### INSTRUCTION
In the data below, locate each line with the word "kind" and list it.

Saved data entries
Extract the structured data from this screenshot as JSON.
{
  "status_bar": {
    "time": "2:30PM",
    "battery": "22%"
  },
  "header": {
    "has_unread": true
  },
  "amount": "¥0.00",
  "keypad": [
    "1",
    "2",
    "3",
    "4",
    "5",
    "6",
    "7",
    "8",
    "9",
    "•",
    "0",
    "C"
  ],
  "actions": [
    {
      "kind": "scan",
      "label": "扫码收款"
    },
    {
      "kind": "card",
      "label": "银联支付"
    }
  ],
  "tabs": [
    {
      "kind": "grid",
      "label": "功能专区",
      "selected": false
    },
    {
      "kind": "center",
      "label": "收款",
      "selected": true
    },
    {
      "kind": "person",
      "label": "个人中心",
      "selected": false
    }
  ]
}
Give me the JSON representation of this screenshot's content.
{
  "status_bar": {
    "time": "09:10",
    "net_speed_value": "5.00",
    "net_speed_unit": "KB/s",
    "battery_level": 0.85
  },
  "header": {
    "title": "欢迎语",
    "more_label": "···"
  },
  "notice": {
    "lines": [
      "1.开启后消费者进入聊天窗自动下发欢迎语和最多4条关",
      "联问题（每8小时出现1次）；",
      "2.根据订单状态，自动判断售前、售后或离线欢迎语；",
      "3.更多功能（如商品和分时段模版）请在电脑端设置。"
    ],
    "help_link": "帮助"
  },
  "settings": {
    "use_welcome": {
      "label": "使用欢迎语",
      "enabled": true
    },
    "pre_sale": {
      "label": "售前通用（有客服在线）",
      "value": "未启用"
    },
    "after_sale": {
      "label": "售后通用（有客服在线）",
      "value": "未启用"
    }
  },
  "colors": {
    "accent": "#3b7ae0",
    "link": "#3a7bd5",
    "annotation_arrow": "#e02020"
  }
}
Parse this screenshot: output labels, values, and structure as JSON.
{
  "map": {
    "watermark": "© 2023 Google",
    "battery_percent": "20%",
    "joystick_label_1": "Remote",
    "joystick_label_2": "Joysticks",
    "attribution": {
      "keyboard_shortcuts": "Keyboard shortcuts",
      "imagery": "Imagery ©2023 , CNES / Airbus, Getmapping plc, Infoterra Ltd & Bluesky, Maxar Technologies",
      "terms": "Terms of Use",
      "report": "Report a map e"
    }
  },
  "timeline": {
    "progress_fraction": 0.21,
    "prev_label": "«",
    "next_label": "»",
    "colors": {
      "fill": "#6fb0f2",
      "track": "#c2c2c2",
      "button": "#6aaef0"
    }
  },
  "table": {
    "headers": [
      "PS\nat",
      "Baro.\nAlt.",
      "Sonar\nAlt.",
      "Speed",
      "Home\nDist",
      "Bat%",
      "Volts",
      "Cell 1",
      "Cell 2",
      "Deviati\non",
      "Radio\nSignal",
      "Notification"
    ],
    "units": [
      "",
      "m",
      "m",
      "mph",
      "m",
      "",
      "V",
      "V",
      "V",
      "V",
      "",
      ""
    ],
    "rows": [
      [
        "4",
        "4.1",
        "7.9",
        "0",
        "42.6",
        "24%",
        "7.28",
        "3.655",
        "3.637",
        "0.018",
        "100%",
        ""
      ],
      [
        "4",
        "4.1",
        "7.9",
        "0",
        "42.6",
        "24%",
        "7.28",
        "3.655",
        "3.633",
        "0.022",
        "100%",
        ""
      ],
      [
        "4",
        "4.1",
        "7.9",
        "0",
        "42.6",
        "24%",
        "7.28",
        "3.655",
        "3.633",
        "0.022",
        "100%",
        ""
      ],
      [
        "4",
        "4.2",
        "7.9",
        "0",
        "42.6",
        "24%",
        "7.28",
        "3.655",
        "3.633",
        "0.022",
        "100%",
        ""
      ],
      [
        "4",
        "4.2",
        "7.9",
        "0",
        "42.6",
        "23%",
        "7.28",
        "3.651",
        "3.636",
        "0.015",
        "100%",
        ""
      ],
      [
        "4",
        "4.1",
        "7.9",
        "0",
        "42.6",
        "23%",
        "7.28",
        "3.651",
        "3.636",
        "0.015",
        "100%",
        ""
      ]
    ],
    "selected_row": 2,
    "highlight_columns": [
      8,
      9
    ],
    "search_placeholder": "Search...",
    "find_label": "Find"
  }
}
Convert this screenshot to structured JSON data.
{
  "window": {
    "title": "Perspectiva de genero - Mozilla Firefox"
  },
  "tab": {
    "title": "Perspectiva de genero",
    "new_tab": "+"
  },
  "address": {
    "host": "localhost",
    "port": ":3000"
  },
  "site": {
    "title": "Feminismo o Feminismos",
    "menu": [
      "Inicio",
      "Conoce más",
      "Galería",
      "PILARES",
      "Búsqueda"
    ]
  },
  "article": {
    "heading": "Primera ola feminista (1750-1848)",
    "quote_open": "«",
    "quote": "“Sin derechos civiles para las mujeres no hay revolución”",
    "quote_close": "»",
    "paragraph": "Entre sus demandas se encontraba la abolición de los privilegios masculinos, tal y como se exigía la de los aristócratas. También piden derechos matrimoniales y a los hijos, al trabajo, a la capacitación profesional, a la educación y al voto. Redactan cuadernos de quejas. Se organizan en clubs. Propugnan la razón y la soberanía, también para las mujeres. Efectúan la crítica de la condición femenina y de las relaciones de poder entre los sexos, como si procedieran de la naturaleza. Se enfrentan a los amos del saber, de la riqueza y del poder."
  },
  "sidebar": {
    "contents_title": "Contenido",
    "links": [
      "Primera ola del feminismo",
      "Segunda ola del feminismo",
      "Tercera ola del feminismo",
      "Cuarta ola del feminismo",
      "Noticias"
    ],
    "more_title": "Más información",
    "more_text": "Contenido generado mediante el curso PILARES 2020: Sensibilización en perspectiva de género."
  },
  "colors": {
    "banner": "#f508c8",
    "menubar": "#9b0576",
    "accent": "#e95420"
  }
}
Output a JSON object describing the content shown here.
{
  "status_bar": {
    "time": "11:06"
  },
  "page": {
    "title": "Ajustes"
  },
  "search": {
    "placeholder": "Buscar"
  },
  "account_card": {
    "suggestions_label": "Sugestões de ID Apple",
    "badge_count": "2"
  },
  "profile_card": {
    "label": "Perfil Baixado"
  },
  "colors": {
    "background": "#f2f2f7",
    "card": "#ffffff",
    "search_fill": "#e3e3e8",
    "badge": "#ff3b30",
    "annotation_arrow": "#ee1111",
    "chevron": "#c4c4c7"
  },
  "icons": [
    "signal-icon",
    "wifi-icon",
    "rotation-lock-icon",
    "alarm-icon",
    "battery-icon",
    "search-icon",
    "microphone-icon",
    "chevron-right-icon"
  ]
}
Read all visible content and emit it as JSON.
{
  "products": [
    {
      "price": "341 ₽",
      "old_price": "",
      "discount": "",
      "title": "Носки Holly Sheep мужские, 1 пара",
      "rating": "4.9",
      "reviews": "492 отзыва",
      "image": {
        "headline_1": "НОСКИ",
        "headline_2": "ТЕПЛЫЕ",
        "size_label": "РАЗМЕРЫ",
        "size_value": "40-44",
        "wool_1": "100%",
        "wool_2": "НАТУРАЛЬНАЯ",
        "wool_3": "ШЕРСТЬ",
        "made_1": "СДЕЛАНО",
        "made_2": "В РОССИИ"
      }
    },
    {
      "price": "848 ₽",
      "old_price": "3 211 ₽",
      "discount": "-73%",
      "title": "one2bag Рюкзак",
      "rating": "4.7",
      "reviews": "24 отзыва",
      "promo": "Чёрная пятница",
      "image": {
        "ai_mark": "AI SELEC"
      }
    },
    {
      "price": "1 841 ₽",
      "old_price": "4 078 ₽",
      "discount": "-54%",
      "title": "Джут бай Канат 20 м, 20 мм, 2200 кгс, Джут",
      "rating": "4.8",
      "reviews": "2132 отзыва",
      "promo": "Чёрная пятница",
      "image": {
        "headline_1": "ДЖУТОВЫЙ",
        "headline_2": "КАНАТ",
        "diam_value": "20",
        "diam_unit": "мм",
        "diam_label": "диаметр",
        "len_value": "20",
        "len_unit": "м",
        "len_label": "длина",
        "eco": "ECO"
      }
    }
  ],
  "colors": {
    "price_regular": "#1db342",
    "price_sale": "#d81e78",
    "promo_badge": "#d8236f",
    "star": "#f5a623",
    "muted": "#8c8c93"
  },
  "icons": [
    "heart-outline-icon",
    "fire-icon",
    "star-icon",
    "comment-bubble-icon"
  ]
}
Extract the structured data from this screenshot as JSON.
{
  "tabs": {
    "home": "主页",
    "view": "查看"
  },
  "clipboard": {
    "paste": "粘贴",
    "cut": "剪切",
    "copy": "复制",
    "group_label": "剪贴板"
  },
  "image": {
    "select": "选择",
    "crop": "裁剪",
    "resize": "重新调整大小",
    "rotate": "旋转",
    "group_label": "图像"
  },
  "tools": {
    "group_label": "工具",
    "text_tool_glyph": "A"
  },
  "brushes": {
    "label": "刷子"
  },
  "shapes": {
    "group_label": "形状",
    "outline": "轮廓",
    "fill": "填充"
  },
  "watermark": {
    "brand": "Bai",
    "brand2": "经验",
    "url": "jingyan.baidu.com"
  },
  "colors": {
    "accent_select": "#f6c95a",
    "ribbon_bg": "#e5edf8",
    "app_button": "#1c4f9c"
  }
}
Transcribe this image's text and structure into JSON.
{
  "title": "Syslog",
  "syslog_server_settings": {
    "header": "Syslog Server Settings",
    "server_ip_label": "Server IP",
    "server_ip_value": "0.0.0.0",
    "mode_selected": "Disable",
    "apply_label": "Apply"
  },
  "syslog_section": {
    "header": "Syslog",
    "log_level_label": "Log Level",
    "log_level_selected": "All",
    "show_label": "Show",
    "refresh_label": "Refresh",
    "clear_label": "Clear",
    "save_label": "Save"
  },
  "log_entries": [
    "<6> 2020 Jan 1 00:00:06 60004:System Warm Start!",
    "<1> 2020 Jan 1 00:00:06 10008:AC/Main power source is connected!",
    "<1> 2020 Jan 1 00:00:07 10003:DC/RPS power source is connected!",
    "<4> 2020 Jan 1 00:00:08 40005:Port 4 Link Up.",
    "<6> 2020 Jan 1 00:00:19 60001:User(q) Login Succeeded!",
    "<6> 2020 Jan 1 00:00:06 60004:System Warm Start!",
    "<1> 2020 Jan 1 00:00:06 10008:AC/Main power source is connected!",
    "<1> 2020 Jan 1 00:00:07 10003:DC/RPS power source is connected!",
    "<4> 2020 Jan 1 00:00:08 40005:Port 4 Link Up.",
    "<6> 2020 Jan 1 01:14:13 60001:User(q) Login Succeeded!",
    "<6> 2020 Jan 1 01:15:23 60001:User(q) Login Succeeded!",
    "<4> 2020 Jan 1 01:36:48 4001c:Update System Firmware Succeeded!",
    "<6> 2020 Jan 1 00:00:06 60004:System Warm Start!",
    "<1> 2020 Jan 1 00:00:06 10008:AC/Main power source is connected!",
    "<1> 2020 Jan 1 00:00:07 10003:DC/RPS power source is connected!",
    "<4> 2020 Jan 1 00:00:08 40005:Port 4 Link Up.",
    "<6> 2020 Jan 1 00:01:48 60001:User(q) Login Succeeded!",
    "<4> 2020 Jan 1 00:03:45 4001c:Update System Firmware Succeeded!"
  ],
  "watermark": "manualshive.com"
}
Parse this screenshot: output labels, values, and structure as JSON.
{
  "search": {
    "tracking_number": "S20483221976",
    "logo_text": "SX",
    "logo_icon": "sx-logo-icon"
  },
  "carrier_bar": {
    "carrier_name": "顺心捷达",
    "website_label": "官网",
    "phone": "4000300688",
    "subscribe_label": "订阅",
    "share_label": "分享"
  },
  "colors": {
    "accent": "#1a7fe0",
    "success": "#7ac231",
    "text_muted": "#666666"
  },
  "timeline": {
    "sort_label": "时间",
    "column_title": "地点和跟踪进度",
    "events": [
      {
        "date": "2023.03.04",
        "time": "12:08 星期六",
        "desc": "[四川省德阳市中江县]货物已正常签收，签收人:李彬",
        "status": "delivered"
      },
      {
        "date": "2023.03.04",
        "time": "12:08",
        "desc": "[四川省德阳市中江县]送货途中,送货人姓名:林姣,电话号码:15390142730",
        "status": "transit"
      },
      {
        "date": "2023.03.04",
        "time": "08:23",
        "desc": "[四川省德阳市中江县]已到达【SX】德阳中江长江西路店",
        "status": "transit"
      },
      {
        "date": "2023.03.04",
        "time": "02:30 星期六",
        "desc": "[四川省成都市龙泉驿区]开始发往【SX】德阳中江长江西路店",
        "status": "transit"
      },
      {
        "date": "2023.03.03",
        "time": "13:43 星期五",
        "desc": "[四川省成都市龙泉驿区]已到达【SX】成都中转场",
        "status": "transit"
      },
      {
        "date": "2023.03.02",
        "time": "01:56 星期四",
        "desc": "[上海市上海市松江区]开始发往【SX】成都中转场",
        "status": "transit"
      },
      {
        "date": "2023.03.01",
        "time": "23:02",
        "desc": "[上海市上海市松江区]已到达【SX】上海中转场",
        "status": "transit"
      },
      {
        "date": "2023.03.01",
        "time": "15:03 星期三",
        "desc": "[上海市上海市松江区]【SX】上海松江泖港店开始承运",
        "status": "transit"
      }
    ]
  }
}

### RESPONSE TO THE TASK
      "kind": "scan",
      "kind": "card",
      "kind": "grid",
      "kind": "center",
      "kind": "person",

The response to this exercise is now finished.